## [Source extract]
★ ★ ★ ★
Bandwidth firms can't will demand into reality

By Jennifer Beauprez and Kris Hudson
Denver Post Business Writers

Sunday, May 27, 2001 - There is no bandwidth glut. There is no bandwidth glut. There is no bandwidth glut. If telecom executives say it often enough, maybe it will come true.
But even the best-case scenarios predict at least a bandwidth hiccup. And many companies, including some that employ thousands of workers in Colorado, stand to get pinched when it arrives in full force.

The term bandwidth, often used to describe the frequency range of a transmission line, in this case denotes the thousands of miles of high-capacity, fiber-optic cabling that telecom companies strung across the globe in the late 1990s.

They raced to build massive networks to support the anticipated wave of bandwidth-hungry applications, including digitized music, movies and software, and lifelike video conferencing. Qwest Internet chief Lew Wilks boomed in front of college audiences that bandwidth advances would alter entire industries beyond recognition before they got out of school.

Well, all of that grandiose change might happen, but not nearly as quickly as many predicted. The combination of the economic downturn and miscalculations of technology-adoption rates has led to a strong possibility that a lot of bandwidth will sit unused for a while. The problem isn't one of too much supply but one of demand falling short thanks to failed dot-coms and society's refusal to surrender itself to the Internet as fast as industry expected.

That's bad news for several telecom firms now pressed to turn a buck after spending billions of dollars on the promise of creating a new future.

"It's a fast-growing industry, and demand is there, but the problem is that a lot of the companies that play in the bandwidth game built (their networks) for exponential growth," said David Inns, a partner in Chicago management consulting firm DiamondCluster International. Inns spoke during a panel discussion on bandwidth demand at a May 17 event sponsored by Denver Telecom Professionals.

"We've been having good, strong linear growth," he said. "But the exponential growth just hasn't occurred."
★ ★ ★ ★
## [Direction A]
Reproduce the rows word for word, from their first line through the line that contains "print-icon[interactable]: 🖨 —", including both ends.

## [Record set]
★ ★ ★ ★
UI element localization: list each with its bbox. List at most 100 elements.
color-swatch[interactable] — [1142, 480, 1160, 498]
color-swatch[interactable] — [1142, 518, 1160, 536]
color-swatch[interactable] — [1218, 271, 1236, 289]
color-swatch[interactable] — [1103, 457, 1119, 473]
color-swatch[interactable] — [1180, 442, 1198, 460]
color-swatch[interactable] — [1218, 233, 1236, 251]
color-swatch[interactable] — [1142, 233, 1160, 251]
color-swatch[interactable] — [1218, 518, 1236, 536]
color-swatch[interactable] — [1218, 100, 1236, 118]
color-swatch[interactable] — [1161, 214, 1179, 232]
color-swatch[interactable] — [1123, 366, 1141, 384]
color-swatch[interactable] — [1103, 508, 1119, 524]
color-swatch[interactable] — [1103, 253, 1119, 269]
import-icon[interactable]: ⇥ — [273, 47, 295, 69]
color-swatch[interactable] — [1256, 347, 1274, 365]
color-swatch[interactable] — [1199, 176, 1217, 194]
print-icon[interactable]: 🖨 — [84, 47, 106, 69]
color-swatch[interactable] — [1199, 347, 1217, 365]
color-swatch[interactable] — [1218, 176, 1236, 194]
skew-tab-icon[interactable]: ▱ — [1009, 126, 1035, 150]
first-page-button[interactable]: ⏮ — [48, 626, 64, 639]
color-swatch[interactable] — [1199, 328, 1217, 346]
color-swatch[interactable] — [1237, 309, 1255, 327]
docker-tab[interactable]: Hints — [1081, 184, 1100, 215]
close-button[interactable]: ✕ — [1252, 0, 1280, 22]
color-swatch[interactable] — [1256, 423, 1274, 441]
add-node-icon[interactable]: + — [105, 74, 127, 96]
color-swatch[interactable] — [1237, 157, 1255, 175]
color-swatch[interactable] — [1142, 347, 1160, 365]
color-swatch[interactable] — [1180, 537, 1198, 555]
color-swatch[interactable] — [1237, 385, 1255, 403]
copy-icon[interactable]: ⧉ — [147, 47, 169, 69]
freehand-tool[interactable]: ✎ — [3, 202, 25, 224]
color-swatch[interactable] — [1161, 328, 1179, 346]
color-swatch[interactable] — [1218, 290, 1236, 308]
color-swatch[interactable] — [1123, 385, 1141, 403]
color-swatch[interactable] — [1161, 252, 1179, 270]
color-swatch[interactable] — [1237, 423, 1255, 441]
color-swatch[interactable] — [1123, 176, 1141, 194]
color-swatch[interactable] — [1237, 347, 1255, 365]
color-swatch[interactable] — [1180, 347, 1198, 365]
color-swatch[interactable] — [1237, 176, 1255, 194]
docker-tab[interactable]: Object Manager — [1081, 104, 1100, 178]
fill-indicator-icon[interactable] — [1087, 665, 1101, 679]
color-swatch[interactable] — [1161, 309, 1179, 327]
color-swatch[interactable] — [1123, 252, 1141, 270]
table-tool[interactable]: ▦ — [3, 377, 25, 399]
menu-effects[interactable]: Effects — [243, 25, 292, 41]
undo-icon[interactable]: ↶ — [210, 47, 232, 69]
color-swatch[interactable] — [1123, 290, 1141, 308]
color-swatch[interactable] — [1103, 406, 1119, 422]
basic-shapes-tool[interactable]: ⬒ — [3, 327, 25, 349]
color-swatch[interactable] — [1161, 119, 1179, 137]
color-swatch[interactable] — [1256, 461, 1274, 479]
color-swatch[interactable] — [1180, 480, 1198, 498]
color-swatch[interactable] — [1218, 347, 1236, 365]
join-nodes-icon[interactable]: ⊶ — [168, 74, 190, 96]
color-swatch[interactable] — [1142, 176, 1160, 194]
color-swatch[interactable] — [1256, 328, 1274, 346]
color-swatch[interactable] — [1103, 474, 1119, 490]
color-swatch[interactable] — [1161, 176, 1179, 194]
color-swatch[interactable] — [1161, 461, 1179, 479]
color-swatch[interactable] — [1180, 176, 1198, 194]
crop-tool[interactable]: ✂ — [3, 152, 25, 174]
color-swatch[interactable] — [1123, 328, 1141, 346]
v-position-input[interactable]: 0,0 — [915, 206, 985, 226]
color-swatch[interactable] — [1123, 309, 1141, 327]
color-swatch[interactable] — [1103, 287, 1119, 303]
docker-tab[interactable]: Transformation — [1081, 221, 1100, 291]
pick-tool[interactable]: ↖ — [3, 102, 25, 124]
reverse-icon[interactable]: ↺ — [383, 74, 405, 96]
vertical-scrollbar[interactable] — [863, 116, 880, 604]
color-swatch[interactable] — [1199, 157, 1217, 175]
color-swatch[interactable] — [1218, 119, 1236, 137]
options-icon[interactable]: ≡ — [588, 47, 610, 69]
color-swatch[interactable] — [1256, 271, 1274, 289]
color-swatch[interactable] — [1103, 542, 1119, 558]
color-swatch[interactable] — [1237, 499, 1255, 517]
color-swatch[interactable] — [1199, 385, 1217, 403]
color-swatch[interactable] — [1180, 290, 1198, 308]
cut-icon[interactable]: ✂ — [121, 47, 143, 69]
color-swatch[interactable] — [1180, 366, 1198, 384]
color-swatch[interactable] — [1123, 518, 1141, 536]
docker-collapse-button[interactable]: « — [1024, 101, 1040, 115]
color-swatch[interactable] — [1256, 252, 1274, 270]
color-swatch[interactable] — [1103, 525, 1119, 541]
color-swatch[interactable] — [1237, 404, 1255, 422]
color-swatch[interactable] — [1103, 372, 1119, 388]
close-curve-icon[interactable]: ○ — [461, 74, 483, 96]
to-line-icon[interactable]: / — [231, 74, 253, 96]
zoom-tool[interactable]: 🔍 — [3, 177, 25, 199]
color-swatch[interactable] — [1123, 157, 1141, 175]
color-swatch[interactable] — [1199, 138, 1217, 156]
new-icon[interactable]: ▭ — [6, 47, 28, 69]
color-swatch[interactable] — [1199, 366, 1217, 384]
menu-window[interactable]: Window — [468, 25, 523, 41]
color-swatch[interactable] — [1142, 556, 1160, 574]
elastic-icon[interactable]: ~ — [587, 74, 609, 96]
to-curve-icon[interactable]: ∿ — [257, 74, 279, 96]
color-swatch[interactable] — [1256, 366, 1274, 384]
★ ★ ★ ★
## [Direction B]
Continue the article on bandwidth demand from where it stops.

## [Task output A]
UI element localization: list each with its bbox. List at most 100 elements.
color-swatch[interactable] — [1142, 480, 1160, 498]
color-swatch[interactable] — [1142, 518, 1160, 536]
color-swatch[interactable] — [1218, 271, 1236, 289]
color-swatch[interactable] — [1103, 457, 1119, 473]
color-swatch[interactable] — [1180, 442, 1198, 460]
color-swatch[interactable] — [1218, 233, 1236, 251]
color-swatch[interactable] — [1142, 233, 1160, 251]
color-swatch[interactable] — [1218, 518, 1236, 536]
color-swatch[interactable] — [1218, 100, 1236, 118]
color-swatch[interactable] — [1161, 214, 1179, 232]
color-swatch[interactable] — [1123, 366, 1141, 384]
color-swatch[interactable] — [1103, 508, 1119, 524]
color-swatch[interactable] — [1103, 253, 1119, 269]
import-icon[interactable]: ⇥ — [273, 47, 295, 69]
color-swatch[interactable] — [1256, 347, 1274, 365]
color-swatch[interactable] — [1199, 176, 1217, 194]
print-icon[interactable]: 🖨 — [84, 47, 106, 69]

## [Task output B]
And we're seeing the early fallout. The roll call of big-time, new-age telecom firms forced to scale back their lofty financial projections and watch their stocks swoon includes Broomfield-based Level 3 Communications and Level 3's Canadian equivalent, 360networks, which parked a 400-employee operations center near Level 3 in Broomfield last year.

Even Douglas County-based Time Warner Telecom, among the strongest of the telecom newcomers, recently warned investors of the economy's toll on its customer base. Nonetheless, the company's chief executive, Larissa Herda, told a Denver conference this month that the so-called glut is "overrated."

Fiber-optic dynamo Qwest Communications International has found a way to shield itself from any oversupply by absorbing US West's big, stable customer base. Otherwise, Qwest would be trolling the depths with its fiber-optic peers.

Meanwhile, Level 3 appears to have the most at stake. The company has built an ultrahigh-capacity, fiber-optic network based on innovative technology. Its executives - top-shelf leaders, by most accounts - tell the company's story so well that investors have poured $14 billion into the venture. But the fact remains: You can't will demand into existence.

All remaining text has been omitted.